begin

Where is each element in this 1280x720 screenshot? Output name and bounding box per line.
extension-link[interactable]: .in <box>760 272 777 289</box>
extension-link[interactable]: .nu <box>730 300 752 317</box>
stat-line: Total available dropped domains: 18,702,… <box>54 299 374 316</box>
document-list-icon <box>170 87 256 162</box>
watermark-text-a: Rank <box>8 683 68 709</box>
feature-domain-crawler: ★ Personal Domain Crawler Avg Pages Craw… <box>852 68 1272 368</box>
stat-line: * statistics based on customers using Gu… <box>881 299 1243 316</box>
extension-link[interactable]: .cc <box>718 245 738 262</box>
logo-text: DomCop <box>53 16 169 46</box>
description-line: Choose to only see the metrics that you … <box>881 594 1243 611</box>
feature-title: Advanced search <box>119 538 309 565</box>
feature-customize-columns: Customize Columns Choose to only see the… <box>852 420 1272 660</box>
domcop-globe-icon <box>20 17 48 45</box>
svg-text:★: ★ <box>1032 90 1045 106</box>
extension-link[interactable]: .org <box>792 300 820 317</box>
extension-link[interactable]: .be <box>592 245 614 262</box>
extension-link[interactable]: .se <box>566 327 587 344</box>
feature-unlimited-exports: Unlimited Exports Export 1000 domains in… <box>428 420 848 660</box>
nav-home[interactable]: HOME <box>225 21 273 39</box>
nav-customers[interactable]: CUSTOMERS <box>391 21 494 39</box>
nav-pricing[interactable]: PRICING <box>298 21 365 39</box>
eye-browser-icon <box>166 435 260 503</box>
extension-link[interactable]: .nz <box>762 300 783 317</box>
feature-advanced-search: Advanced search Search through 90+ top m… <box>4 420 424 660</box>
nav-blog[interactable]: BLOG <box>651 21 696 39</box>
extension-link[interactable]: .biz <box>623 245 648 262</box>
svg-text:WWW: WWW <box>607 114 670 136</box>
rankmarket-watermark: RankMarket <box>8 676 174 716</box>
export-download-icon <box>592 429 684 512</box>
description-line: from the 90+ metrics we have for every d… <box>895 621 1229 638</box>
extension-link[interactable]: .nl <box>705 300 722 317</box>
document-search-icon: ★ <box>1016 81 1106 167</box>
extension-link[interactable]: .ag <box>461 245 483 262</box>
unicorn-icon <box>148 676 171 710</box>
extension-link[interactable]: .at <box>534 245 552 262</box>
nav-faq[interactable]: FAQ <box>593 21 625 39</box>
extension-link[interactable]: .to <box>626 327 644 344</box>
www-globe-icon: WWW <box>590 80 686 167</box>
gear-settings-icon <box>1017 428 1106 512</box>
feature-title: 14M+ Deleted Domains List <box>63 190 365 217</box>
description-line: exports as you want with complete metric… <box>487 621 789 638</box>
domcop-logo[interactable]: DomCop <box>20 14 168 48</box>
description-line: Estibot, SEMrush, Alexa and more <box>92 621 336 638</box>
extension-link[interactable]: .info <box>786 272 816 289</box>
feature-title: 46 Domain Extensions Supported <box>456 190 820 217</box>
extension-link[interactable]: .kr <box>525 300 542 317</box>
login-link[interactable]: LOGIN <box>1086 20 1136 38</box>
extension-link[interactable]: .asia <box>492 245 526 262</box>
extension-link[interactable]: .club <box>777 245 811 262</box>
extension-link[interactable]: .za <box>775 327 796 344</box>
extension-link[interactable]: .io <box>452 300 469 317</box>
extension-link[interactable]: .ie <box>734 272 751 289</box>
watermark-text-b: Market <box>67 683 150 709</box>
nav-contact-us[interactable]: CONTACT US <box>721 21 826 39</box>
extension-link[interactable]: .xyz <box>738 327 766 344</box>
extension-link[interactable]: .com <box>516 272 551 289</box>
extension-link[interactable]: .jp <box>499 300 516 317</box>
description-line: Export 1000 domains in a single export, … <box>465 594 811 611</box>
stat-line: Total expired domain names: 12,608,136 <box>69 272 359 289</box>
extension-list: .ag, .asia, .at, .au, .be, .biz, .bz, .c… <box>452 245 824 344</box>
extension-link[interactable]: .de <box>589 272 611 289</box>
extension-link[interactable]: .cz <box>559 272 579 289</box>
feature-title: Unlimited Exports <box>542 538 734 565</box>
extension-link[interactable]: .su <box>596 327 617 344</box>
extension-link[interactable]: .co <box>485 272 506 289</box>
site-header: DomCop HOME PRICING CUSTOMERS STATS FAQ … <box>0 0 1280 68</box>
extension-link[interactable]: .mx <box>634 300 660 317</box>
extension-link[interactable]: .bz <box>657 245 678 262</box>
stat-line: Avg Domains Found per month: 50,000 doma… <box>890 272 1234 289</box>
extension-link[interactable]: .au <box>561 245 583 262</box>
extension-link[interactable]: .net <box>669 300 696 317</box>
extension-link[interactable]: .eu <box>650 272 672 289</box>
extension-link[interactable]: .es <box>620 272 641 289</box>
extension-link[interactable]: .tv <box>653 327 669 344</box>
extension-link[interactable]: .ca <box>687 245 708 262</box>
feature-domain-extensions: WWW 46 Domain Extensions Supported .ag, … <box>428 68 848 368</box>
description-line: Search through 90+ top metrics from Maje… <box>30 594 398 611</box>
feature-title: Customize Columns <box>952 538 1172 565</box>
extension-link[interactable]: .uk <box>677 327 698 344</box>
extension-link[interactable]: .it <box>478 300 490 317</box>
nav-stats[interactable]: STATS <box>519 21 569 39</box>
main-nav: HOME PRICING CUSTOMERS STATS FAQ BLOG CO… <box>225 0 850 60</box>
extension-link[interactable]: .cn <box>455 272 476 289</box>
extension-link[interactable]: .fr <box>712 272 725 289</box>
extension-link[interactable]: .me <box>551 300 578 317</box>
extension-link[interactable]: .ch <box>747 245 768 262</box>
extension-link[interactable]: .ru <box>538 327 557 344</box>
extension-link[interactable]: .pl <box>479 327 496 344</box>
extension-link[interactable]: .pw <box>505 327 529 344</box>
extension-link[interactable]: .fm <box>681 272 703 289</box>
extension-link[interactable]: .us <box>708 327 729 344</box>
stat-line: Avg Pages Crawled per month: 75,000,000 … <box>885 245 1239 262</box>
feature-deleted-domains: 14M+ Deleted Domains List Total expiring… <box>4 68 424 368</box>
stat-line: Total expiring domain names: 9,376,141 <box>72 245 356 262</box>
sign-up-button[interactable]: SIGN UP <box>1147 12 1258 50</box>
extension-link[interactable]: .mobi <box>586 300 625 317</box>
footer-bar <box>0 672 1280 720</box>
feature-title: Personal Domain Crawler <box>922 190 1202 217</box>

end

§ **Task description**
Render every line of the entries above as a Markdown table with the columns "Row" and "Line", numbering the rows and omitting blank lines.

§ **Solution**
| Row | Line |
|---|---|
| 1 | Where is each element in this 1280x720 screenshot? Output name and bounding box per line. |
| 2 | extension-link[interactable]: .in <box>760 272 777 289</box> |
| 3 | extension-link[interactable]: .nu <box>730 300 752 317</box> |
| 4 | stat-line: Total available dropped domains: 18,702,… <box>54 299 374 316</box> |
| 5 | document-list-icon <box>170 87 256 162</box> |
| 6 | watermark-text-a: Rank <box>8 683 68 709</box> |
| 7 | feature-domain-crawler: ★ Personal Domain Crawler Avg Pages Craw… <box>852 68 1272 368</box> |
| 8 | stat-line: * statistics based on customers using Gu… <box>881 299 1243 316</box> |
| 9 | extension-link[interactable]: .cc <box>718 245 738 262</box> |
| 10 | logo-text: DomCop <box>53 16 169 46</box> |
| 11 | description-line: Choose to only see the metrics that you … <box>881 594 1243 611</box> |
| 12 | feature-title: Advanced search <box>119 538 309 565</box> |
| 13 | feature-customize-columns: Customize Columns Choose to only see the… <box>852 420 1272 660</box> |
| 14 | domcop-globe-icon <box>20 17 48 45</box> |
| 15 | svg-text:★: ★ <box>1032 90 1045 106</box> |
| 16 | extension-link[interactable]: .org <box>792 300 820 317</box> |
| 17 | extension-link[interactable]: .be <box>592 245 614 262</box> |
| 18 | extension-link[interactable]: .se <box>566 327 587 344</box> |
| 19 | feature-unlimited-exports: Unlimited Exports Export 1000 domains in… <box>428 420 848 660</box> |
| 20 | nav-home[interactable]: HOME <box>225 21 273 39</box> |
| 21 | nav-customers[interactable]: CUSTOMERS <box>391 21 494 39</box> |
| 22 | nav-pricing[interactable]: PRICING <box>298 21 365 39</box> |
| 23 | eye-browser-icon <box>166 435 260 503</box> |
| 24 | extension-link[interactable]: .nz <box>762 300 783 317</box> |
| 25 | feature-advanced-search: Advanced search Search through 90+ top m… <box>4 420 424 660</box> |
| 26 | nav-blog[interactable]: BLOG <box>651 21 696 39</box> |
| 27 | extension-link[interactable]: .biz <box>623 245 648 262</box> |
| 28 | svg-text:WWW: WWW <box>607 114 670 136</box> |
| 29 | rankmarket-watermark: RankMarket <box>8 676 174 716</box> |
| 30 | export-download-icon <box>592 429 684 512</box> |
| 31 | description-line: from the 90+ metrics we have for every d… <box>895 621 1229 638</box> |
| 32 | extension-link[interactable]: .nl <box>705 300 722 317</box> |
| 33 | document-search-icon: ★ <box>1016 81 1106 167</box> |
| 34 | extension-link[interactable]: .ag <box>461 245 483 262</box> |
| 35 | unicorn-icon <box>148 676 171 710</box> |
| 36 | extension-link[interactable]: .at <box>534 245 552 262</box> |
| 37 | nav-faq[interactable]: FAQ <box>593 21 625 39</box> |
| 38 | extension-link[interactable]: .to <box>626 327 644 344</box> |
| 39 | www-globe-icon: WWW <box>590 80 686 167</box> |
| 40 | gear-settings-icon <box>1017 428 1106 512</box> |
| 41 | feature-title: 14M+ Deleted Domains List <box>63 190 365 217</box> |
| 42 | description-line: exports as you want with complete metric… <box>487 621 789 638</box> |
| 43 | domcop-logo[interactable]: DomCop <box>20 14 168 48</box> |
| 44 | description-line: Estibot, SEMrush, Alexa and more <box>92 621 336 638</box> |
| 45 | extension-link[interactable]: .info <box>786 272 816 289</box> |
| 46 | feature-title: 46 Domain Extensions Supported <box>456 190 820 217</box> |
| 47 | extension-link[interactable]: .kr <box>525 300 542 317</box> |
| 48 | login-link[interactable]: LOGIN <box>1086 20 1136 38</box> |
| 49 | extension-link[interactable]: .asia <box>492 245 526 262</box> |
| 50 | extension-link[interactable]: .club <box>777 245 811 262</box> |
| 51 | extension-link[interactable]: .za <box>775 327 796 344</box> |
| 52 | extension-link[interactable]: .io <box>452 300 469 317</box> |
| 53 | extension-link[interactable]: .ie <box>734 272 751 289</box> |
| 54 | watermark-text-b: Market <box>67 683 150 709</box> |
| 55 | nav-contact-us[interactable]: CONTACT US <box>721 21 826 39</box> |
| 56 | extension-link[interactable]: .xyz <box>738 327 766 344</box> |
| 57 | extension-link[interactable]: .com <box>516 272 551 289</box> |
| 58 | extension-link[interactable]: .jp <box>499 300 516 317</box> |
| 59 | description-line: Export 1000 domains in a single export, … <box>465 594 811 611</box> |
| 60 | stat-line: Total expired domain names: 12,608,136 <box>69 272 359 289</box> |
| 61 | extension-list: .ag, .asia, .at, .au, .be, .biz, .bz, .c… <box>452 245 824 344</box> |
| 62 | extension-link[interactable]: .de <box>589 272 611 289</box> |
| 63 | extension-link[interactable]: .cz <box>559 272 579 289</box> |
| 64 | feature-title: Unlimited Exports <box>542 538 734 565</box> |
| 65 | extension-link[interactable]: .su <box>596 327 617 344</box> |
| 66 | extension-link[interactable]: .co <box>485 272 506 289</box> |
| 67 | site-header: DomCop HOME PRICING CUSTOMERS STATS FAQ … <box>0 0 1280 68</box> |
| 68 | extension-link[interactable]: .mx <box>634 300 660 317</box> |
| 69 | extension-link[interactable]: .bz <box>657 245 678 262</box> |
| 70 | stat-line: Avg Domains Found per month: 50,000 doma… <box>890 272 1234 289</box> |
| 71 | extension-link[interactable]: .au <box>561 245 583 262</box> |
| 72 | extension-link[interactable]: .net <box>669 300 696 317</box> |
| 73 | extension-link[interactable]: .eu <box>650 272 672 289</box> |
| 74 | extension-link[interactable]: .es <box>620 272 641 289</box> |
| 75 | extension-link[interactable]: .tv <box>653 327 669 344</box> |
| 76 | extension-link[interactable]: .ca <box>687 245 708 262</box> |
| 77 | feature-domain-extensions: WWW 46 Domain Extensions Supported .ag, … <box>428 68 848 368</box> |
| 78 | description-line: Search through 90+ top metrics from Maje… <box>30 594 398 611</box> |
| 79 | feature-title: Customize Columns <box>952 538 1172 565</box> |
| 80 | extension-link[interactable]: .uk <box>677 327 698 344</box> |
| 81 | extension-link[interactable]: .it <box>478 300 490 317</box> |
| 82 | nav-stats[interactable]: STATS <box>519 21 569 39</box> |
| 83 | main-nav: HOME PRICING CUSTOMERS STATS FAQ BLOG CO… <box>225 0 850 60</box> |
| 84 | extension-link[interactable]: .cn <box>455 272 476 289</box> |
| 85 | extension-link[interactable]: .fr <box>712 272 725 289</box> |
| 86 | extension-link[interactable]: .me <box>551 300 578 317</box> |
| 87 | extension-link[interactable]: .ch <box>747 245 768 262</box> |
| 88 | extension-link[interactable]: .ru <box>538 327 557 344</box> |
| 89 | extension-link[interactable]: .pl <box>479 327 496 344</box> |
| 90 | extension-link[interactable]: .pw <box>505 327 529 344</box> |
| 91 | extension-link[interactable]: .fm <box>681 272 703 289</box> |
| 92 | extension-link[interactable]: .us <box>708 327 729 344</box> |
| 93 | stat-line: Avg Pages Crawled per month: 75,000,000 … <box>885 245 1239 262</box> |
| 94 | feature-deleted-domains: 14M+ Deleted Domains List Total expiring… <box>4 68 424 368</box> |
| 95 | stat-line: Total expiring domain names: 9,376,141 <box>72 245 356 262</box> |
| 96 | sign-up-button[interactable]: SIGN UP <box>1147 12 1258 50</box> |
| 97 | extension-link[interactable]: .mobi <box>586 300 625 317</box> |
| 98 | footer-bar <box>0 672 1280 720</box> |
| 99 | feature-title: Personal Domain Crawler <box>922 190 1202 217</box> |